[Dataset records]
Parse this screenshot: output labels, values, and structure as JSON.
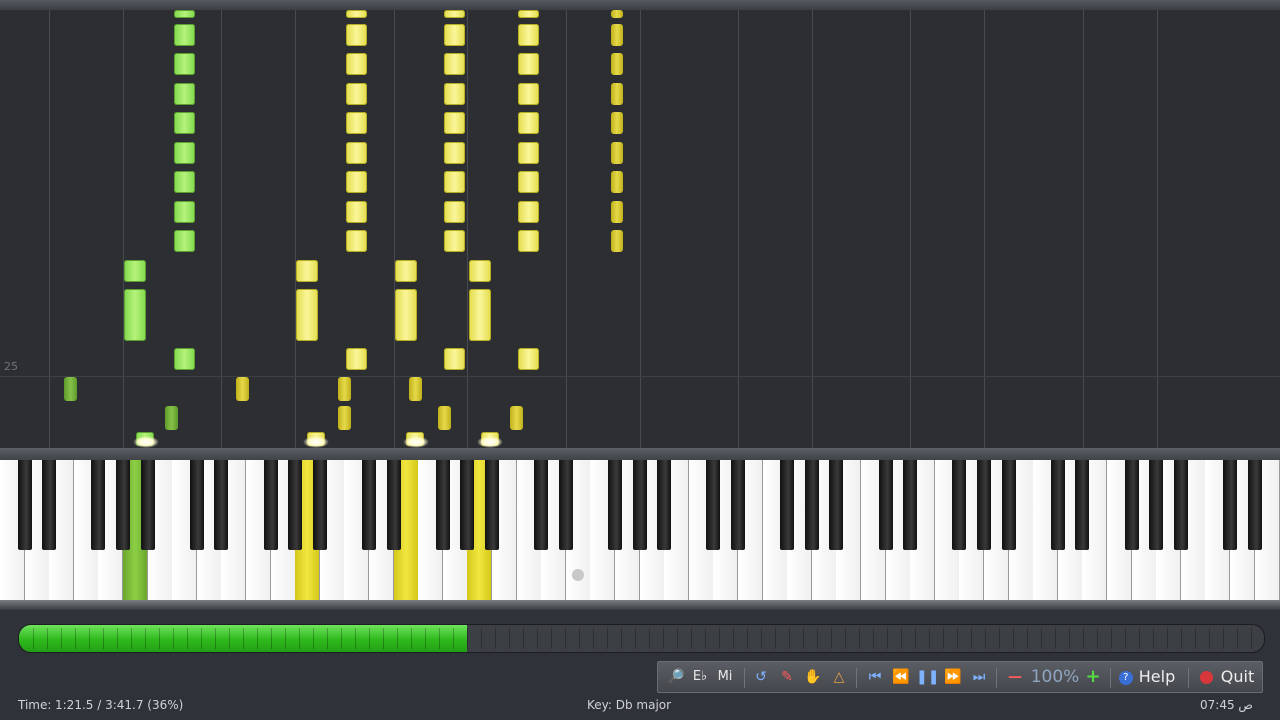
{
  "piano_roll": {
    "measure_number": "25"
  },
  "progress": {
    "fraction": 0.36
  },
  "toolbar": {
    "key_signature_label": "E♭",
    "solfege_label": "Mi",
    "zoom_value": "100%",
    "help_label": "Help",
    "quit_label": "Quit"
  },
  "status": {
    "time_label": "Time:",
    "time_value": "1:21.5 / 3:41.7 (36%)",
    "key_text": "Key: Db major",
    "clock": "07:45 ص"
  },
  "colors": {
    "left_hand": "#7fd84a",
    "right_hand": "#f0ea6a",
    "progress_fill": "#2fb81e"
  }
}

--

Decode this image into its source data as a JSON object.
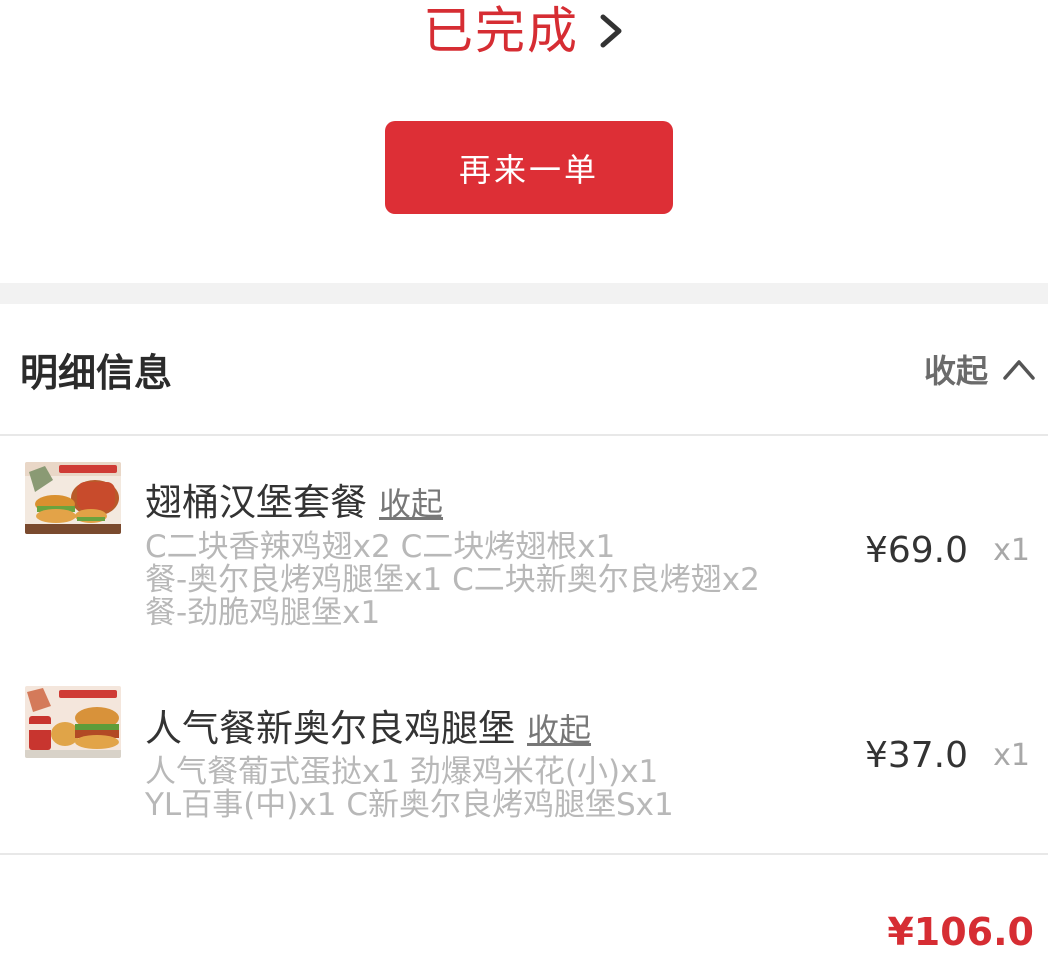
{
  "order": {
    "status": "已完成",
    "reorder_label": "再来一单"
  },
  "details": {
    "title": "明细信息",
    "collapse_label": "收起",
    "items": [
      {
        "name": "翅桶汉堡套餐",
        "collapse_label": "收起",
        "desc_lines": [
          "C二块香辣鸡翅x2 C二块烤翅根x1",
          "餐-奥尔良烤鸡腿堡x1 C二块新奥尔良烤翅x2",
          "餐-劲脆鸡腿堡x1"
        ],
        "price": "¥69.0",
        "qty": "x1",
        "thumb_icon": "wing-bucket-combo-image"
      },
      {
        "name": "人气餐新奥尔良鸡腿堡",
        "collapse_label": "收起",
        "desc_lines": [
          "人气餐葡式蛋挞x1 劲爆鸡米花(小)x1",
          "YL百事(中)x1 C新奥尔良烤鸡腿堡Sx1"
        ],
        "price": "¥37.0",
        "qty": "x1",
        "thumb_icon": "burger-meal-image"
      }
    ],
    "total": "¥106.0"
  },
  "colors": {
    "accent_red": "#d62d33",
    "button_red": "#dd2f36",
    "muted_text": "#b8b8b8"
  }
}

* [PROBLEM TO SOLVE]
Collect the complete line wherever the string "image" appears in the records.

* [THE REPLY]
Decode this image into its source data as a JSON object.
        "thumb_icon": "wing-bucket-combo-image"
        "thumb_icon": "burger-meal-image"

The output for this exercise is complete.